- Record extracts:
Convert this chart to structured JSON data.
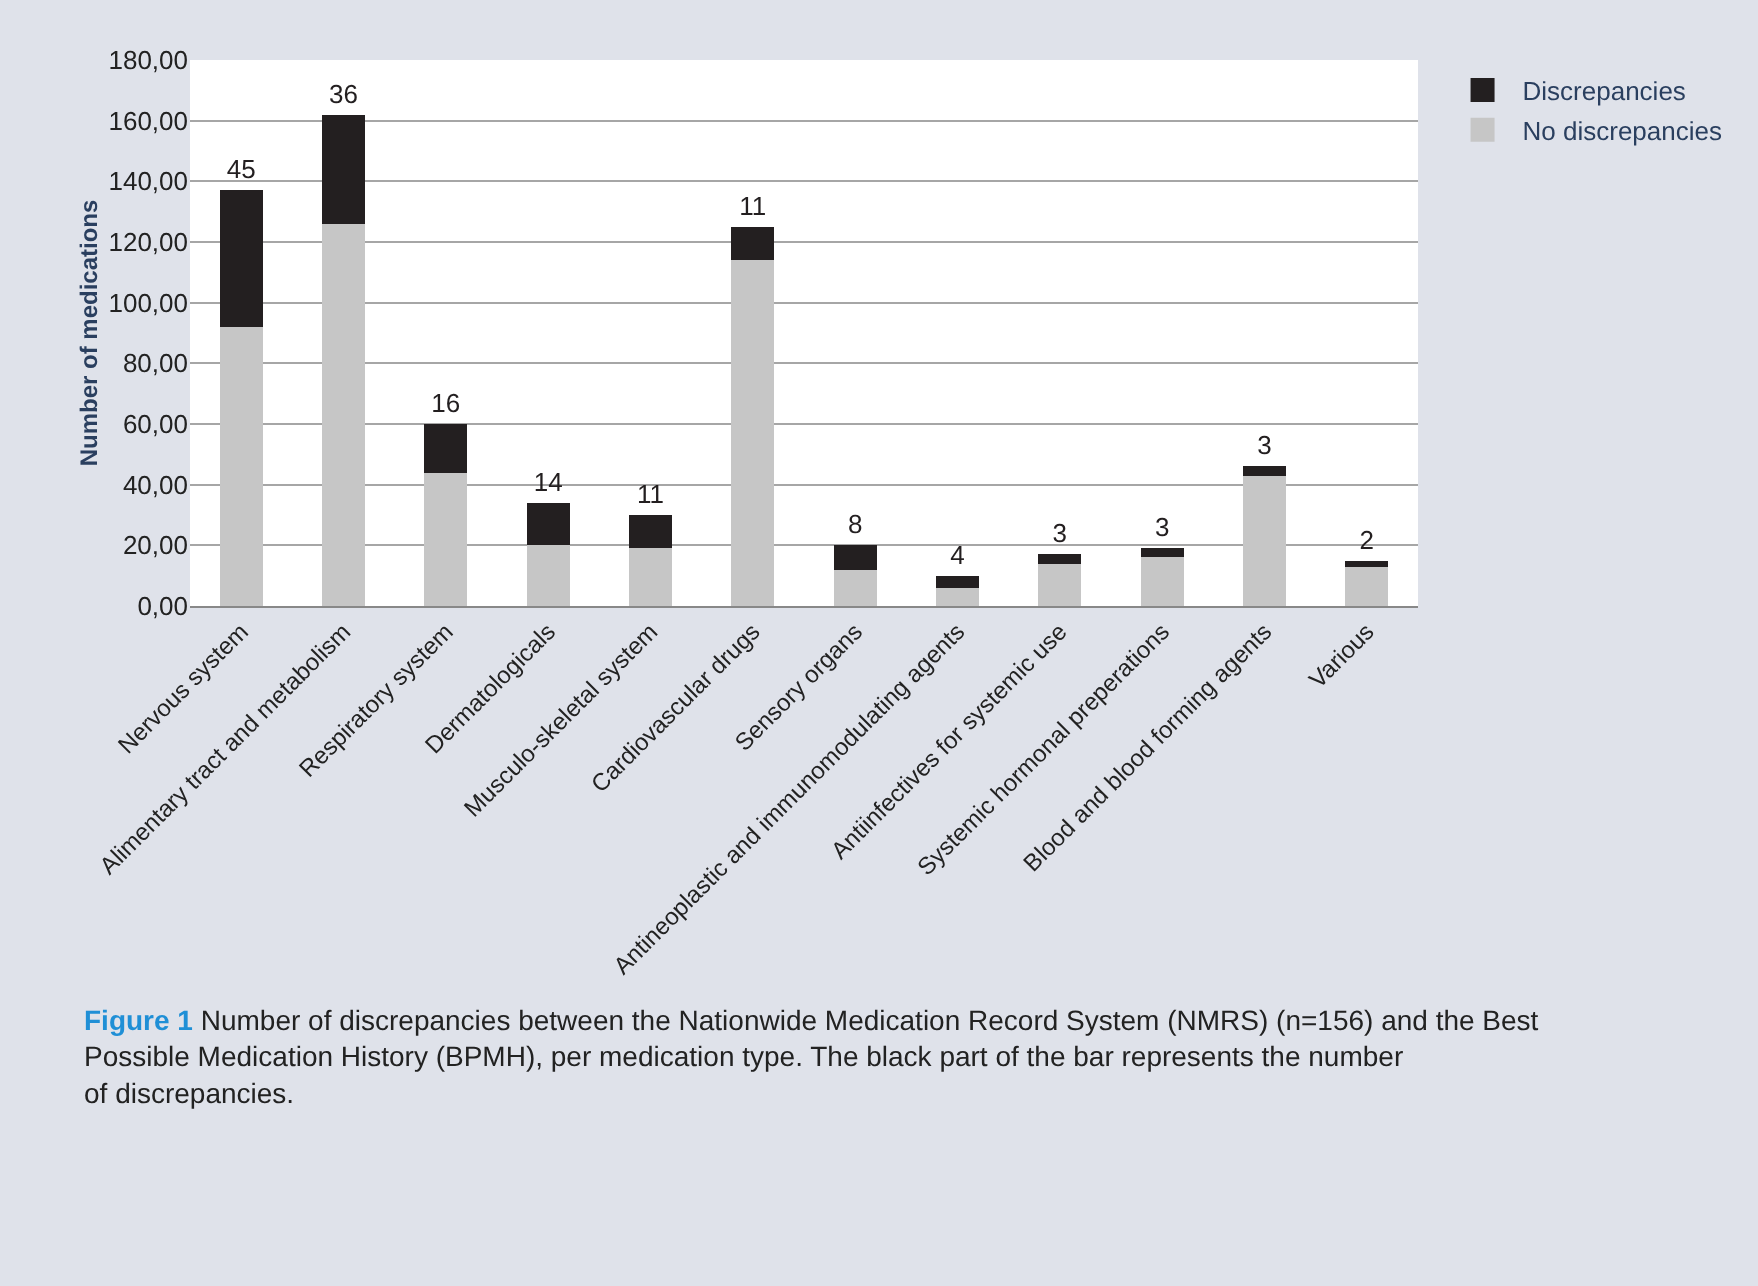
{
  "chart_data": {
    "type": "bar",
    "stacked": true,
    "ylabel": "Number of medications",
    "categories": [
      "Nervous system",
      "Alimentary tract and metabolism",
      "Respiratory system",
      "Dermatologicals",
      "Musculo-skeletal system",
      "Cardiovascular drugs",
      "Sensory organs",
      "Antineoplastic and immunomodulating agents",
      "Antiinfectives for systemic use",
      "Systemic hormonal preperations",
      "Blood and blood forming agents",
      "Various"
    ],
    "series": [
      {
        "name": "No discrepancies",
        "color": "#c6c6c6",
        "values": [
          92,
          126,
          44,
          20,
          19,
          114,
          12,
          6,
          14,
          16,
          43,
          13
        ]
      },
      {
        "name": "Discrepancies",
        "color": "#231f20",
        "values": [
          45,
          36,
          16,
          14,
          11,
          11,
          8,
          4,
          3,
          3,
          3,
          2
        ],
        "value_labels": [
          "45",
          "36",
          "16",
          "14",
          "11",
          "11",
          "8",
          "4",
          "3",
          "3",
          "3",
          "2"
        ]
      }
    ],
    "ylim": [
      0,
      180
    ],
    "yticks": [
      {
        "value": 0,
        "label": "0,00"
      },
      {
        "value": 20,
        "label": "20,00"
      },
      {
        "value": 40,
        "label": "40,00"
      },
      {
        "value": 60,
        "label": "60,00"
      },
      {
        "value": 80,
        "label": "80,00"
      },
      {
        "value": 100,
        "label": "100,00"
      },
      {
        "value": 120,
        "label": "120,00"
      },
      {
        "value": 140,
        "label": "140,00"
      },
      {
        "value": 160,
        "label": "160,00"
      },
      {
        "value": 180,
        "label": "180,00"
      }
    ],
    "grid": "y",
    "legend": "top right",
    "annotations": [
      "Figure 1",
      "Number of discrepancies between the Nationwide Medication Record System (NMRS) (n=156) and the Best Possible Medication History (BPMH), per medication type. The black part of the bar represents the number of discrepancies."
    ]
  }
}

- Exercise objective:
Copy every line of the listing containing the string "type".

- Written response:
    "type": "bar",
      "Number of discrepancies between the Nationwide Medication Record System (NMRS) (n=156) and the Best Possible Medication History (BPMH), per medication type. The black part of the bar represents the number of discrepancies."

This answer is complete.